WHAT THE EXERCISE ASKS: Without the pictures, print each of the records below exactly as it appears.

## begin INFORMATION SHOWN

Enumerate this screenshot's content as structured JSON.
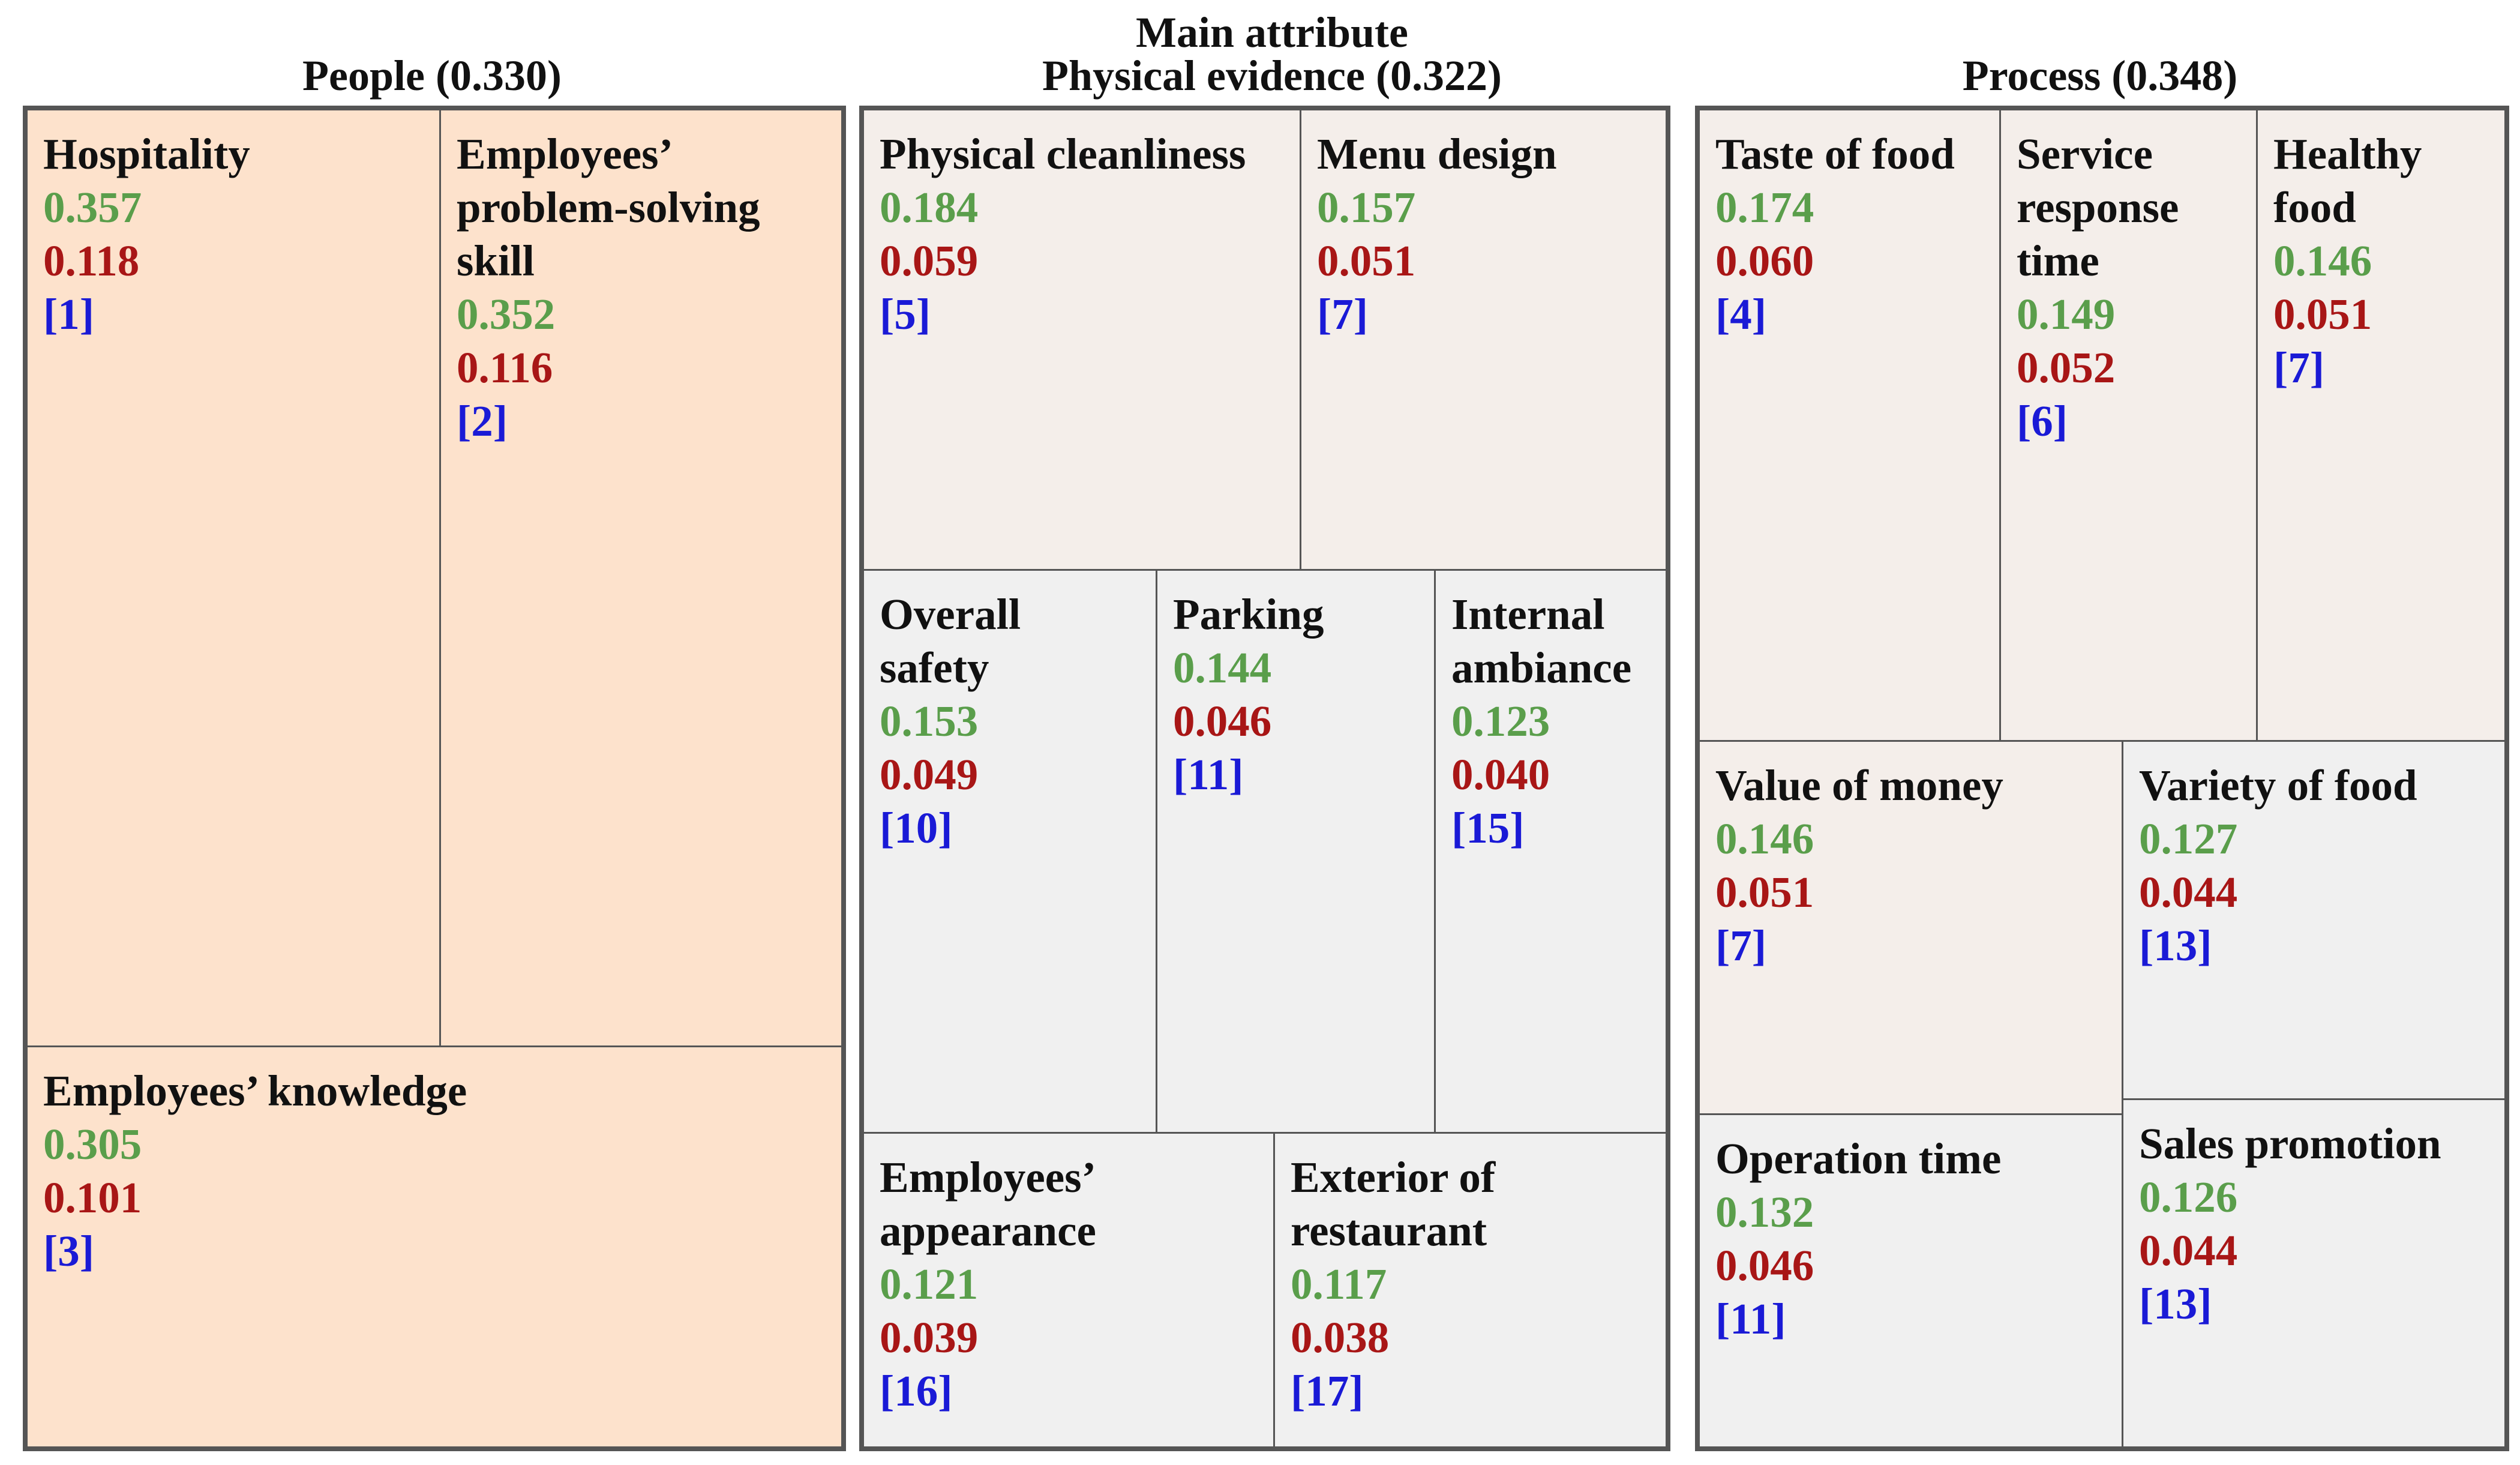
{
  "title": "Main attribute",
  "groups": [
    {
      "label": "People (0.330)"
    },
    {
      "label": "Physical evidence (0.322)"
    },
    {
      "label": "Process (0.348)"
    }
  ],
  "colors": {
    "local_weight": "#5a9e4b",
    "global_weight": "#a81616",
    "rank": "#1a1ad6",
    "people_fill": "#fde2cc",
    "beige_fill": "#f4eeea",
    "grey_fill": "#f0f0f0"
  },
  "people": {
    "hospitality": {
      "name": [
        "Hospitality"
      ],
      "local": "0.357",
      "global": "0.118",
      "rank": "[1]"
    },
    "problem_solving": {
      "name": [
        "Employees’",
        "problem-solving",
        "skill"
      ],
      "local": "0.352",
      "global": "0.116",
      "rank": "[2]"
    },
    "knowledge": {
      "name": [
        "Employees’ knowledge"
      ],
      "local": "0.305",
      "global": "0.101",
      "rank": "[3]"
    }
  },
  "physical": {
    "cleanliness": {
      "name": [
        "Physical cleanliness"
      ],
      "local": "0.184",
      "global": "0.059",
      "rank": "[5]"
    },
    "menu": {
      "name": [
        "Menu design"
      ],
      "local": "0.157",
      "global": "0.051",
      "rank": "[7]"
    },
    "safety": {
      "name": [
        "Overall",
        "safety"
      ],
      "local": "0.153",
      "global": "0.049",
      "rank": "[10]"
    },
    "parking": {
      "name": [
        "Parking"
      ],
      "local": "0.144",
      "global": "0.046",
      "rank": "[11]"
    },
    "ambiance": {
      "name": [
        "Internal",
        "ambiance"
      ],
      "local": "0.123",
      "global": "0.040",
      "rank": "[15]"
    },
    "appearance": {
      "name": [
        "Employees’",
        "appearance"
      ],
      "local": "0.121",
      "global": "0.039",
      "rank": "[16]"
    },
    "exterior": {
      "name": [
        "Exterior of",
        "restaurant"
      ],
      "local": "0.117",
      "global": "0.038",
      "rank": "[17]"
    }
  },
  "process": {
    "taste": {
      "name": [
        "Taste of food"
      ],
      "local": "0.174",
      "global": "0.060",
      "rank": "[4]"
    },
    "response": {
      "name": [
        "Service",
        "response",
        "time"
      ],
      "local": "0.149",
      "global": "0.052",
      "rank": "[6]"
    },
    "healthy": {
      "name": [
        "Healthy",
        "food"
      ],
      "local": "0.146",
      "global": "0.051",
      "rank": "[7]"
    },
    "value": {
      "name": [
        "Value of money"
      ],
      "local": "0.146",
      "global": "0.051",
      "rank": "[7]"
    },
    "variety": {
      "name": [
        "Variety of food"
      ],
      "local": "0.127",
      "global": "0.044",
      "rank": "[13]"
    },
    "operation": {
      "name": [
        "Operation time"
      ],
      "local": "0.132",
      "global": "0.046",
      "rank": "[11]"
    },
    "promotion": {
      "name": [
        "Sales promotion"
      ],
      "local": "0.126",
      "global": "0.044",
      "rank": "[13]"
    }
  }
}
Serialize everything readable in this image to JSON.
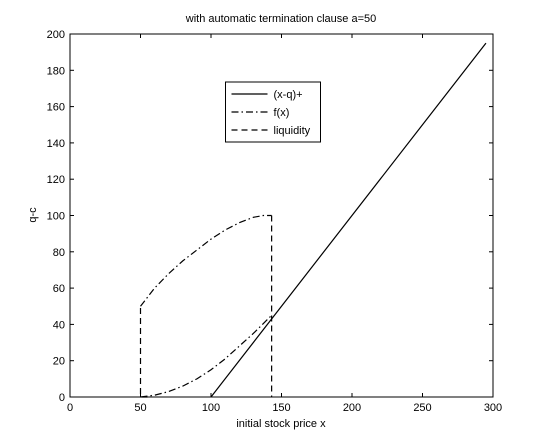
{
  "chart_data": {
    "type": "line",
    "title": "with automatic termination clause a=50",
    "xlabel": "initial stock price x",
    "ylabel": "q-c",
    "xlim": [
      0,
      300
    ],
    "xticks": [
      0,
      50,
      100,
      150,
      200,
      250,
      300
    ],
    "ylim": [
      0,
      200
    ],
    "yticks": [
      0,
      20,
      40,
      60,
      80,
      100,
      120,
      140,
      160,
      180,
      200
    ],
    "legend": "upper center",
    "series": [
      {
        "name": "(x-q)+",
        "color": "#000000",
        "style": "solid",
        "x": [
          100,
          295
        ],
        "values": [
          0,
          195
        ]
      },
      {
        "name": "f(x)",
        "color": "#000000",
        "style": "dashdot",
        "x": [
          50,
          60,
          70,
          80,
          90,
          100,
          110,
          120,
          130,
          143,
          null,
          50,
          60,
          70,
          80,
          90,
          100,
          110,
          120,
          130,
          137,
          143
        ],
        "values": [
          0,
          1,
          3,
          6,
          10,
          15,
          21,
          28,
          35,
          45,
          null,
          50,
          60,
          68,
          75,
          81,
          87,
          92,
          96,
          99,
          100,
          100
        ]
      },
      {
        "name": "liquidity",
        "color": "#000000",
        "style": "dashed",
        "x": [
          55,
          50,
          50,
          null,
          143,
          143
        ],
        "values": [
          0,
          0,
          50,
          null,
          100,
          0
        ]
      }
    ]
  }
}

## end INFORMATION SHOWN

THE ANSWER:
Enumerate this screenshot's content as structured JSON.
{
  "title": "Main attribute",
  "groups": [
    {
      "label": "People (0.330)"
    },
    {
      "label": "Physical evidence (0.322)"
    },
    {
      "label": "Process (0.348)"
    }
  ],
  "colors": {
    "local_weight": "#5a9e4b",
    "global_weight": "#a81616",
    "rank": "#1a1ad6",
    "people_fill": "#fde2cc",
    "beige_fill": "#f4eeea",
    "grey_fill": "#f0f0f0"
  },
  "people": {
    "hospitality": {
      "name": [
        "Hospitality"
      ],
      "local": "0.357",
      "global": "0.118",
      "rank": "[1]"
    },
    "problem_solving": {
      "name": [
        "Employees’",
        "problem-solving",
        "skill"
      ],
      "local": "0.352",
      "global": "0.116",
      "rank": "[2]"
    },
    "knowledge": {
      "name": [
        "Employees’ knowledge"
      ],
      "local": "0.305",
      "global": "0.101",
      "rank": "[3]"
    }
  },
  "physical": {
    "cleanliness": {
      "name": [
        "Physical cleanliness"
      ],
      "local": "0.184",
      "global": "0.059",
      "rank": "[5]"
    },
    "menu": {
      "name": [
        "Menu design"
      ],
      "local": "0.157",
      "global": "0.051",
      "rank": "[7]"
    },
    "safety": {
      "name": [
        "Overall",
        "safety"
      ],
      "local": "0.153",
      "global": "0.049",
      "rank": "[10]"
    },
    "parking": {
      "name": [
        "Parking"
      ],
      "local": "0.144",
      "global": "0.046",
      "rank": "[11]"
    },
    "ambiance": {
      "name": [
        "Internal",
        "ambiance"
      ],
      "local": "0.123",
      "global": "0.040",
      "rank": "[15]"
    },
    "appearance": {
      "name": [
        "Employees’",
        "appearance"
      ],
      "local": "0.121",
      "global": "0.039",
      "rank": "[16]"
    },
    "exterior": {
      "name": [
        "Exterior of",
        "restaurant"
      ],
      "local": "0.117",
      "global": "0.038",
      "rank": "[17]"
    }
  },
  "process": {
    "taste": {
      "name": [
        "Taste of food"
      ],
      "local": "0.174",
      "global": "0.060",
      "rank": "[4]"
    },
    "response": {
      "name": [
        "Service",
        "response",
        "time"
      ],
      "local": "0.149",
      "global": "0.052",
      "rank": "[6]"
    },
    "healthy": {
      "name": [
        "Healthy",
        "food"
      ],
      "local": "0.146",
      "global": "0.051",
      "rank": "[7]"
    },
    "value": {
      "name": [
        "Value of money"
      ],
      "local": "0.146",
      "global": "0.051",
      "rank": "[7]"
    },
    "variety": {
      "name": [
        "Variety of food"
      ],
      "local": "0.127",
      "global": "0.044",
      "rank": "[13]"
    },
    "operation": {
      "name": [
        "Operation time"
      ],
      "local": "0.132",
      "global": "0.046",
      "rank": "[11]"
    },
    "promotion": {
      "name": [
        "Sales promotion"
      ],
      "local": "0.126",
      "global": "0.044",
      "rank": "[13]"
    }
  }
}
Serialize everything readable in this image to JSON.
{
  "chart_data": {
    "type": "line",
    "title": "with automatic termination clause a=50",
    "xlabel": "initial stock price x",
    "ylabel": "q-c",
    "xlim": [
      0,
      300
    ],
    "xticks": [
      0,
      50,
      100,
      150,
      200,
      250,
      300
    ],
    "ylim": [
      0,
      200
    ],
    "yticks": [
      0,
      20,
      40,
      60,
      80,
      100,
      120,
      140,
      160,
      180,
      200
    ],
    "legend": "upper center",
    "series": [
      {
        "name": "(x-q)+",
        "color": "#000000",
        "style": "solid",
        "x": [
          100,
          295
        ],
        "values": [
          0,
          195
        ]
      },
      {
        "name": "f(x)",
        "color": "#000000",
        "style": "dashdot",
        "x": [
          50,
          60,
          70,
          80,
          90,
          100,
          110,
          120,
          130,
          143,
          null,
          50,
          60,
          70,
          80,
          90,
          100,
          110,
          120,
          130,
          137,
          143
        ],
        "values": [
          0,
          1,
          3,
          6,
          10,
          15,
          21,
          28,
          35,
          45,
          null,
          50,
          60,
          68,
          75,
          81,
          87,
          92,
          96,
          99,
          100,
          100
        ]
      },
      {
        "name": "liquidity",
        "color": "#000000",
        "style": "dashed",
        "x": [
          55,
          50,
          50,
          null,
          143,
          143
        ],
        "values": [
          0,
          0,
          50,
          null,
          100,
          0
        ]
      }
    ]
  }
}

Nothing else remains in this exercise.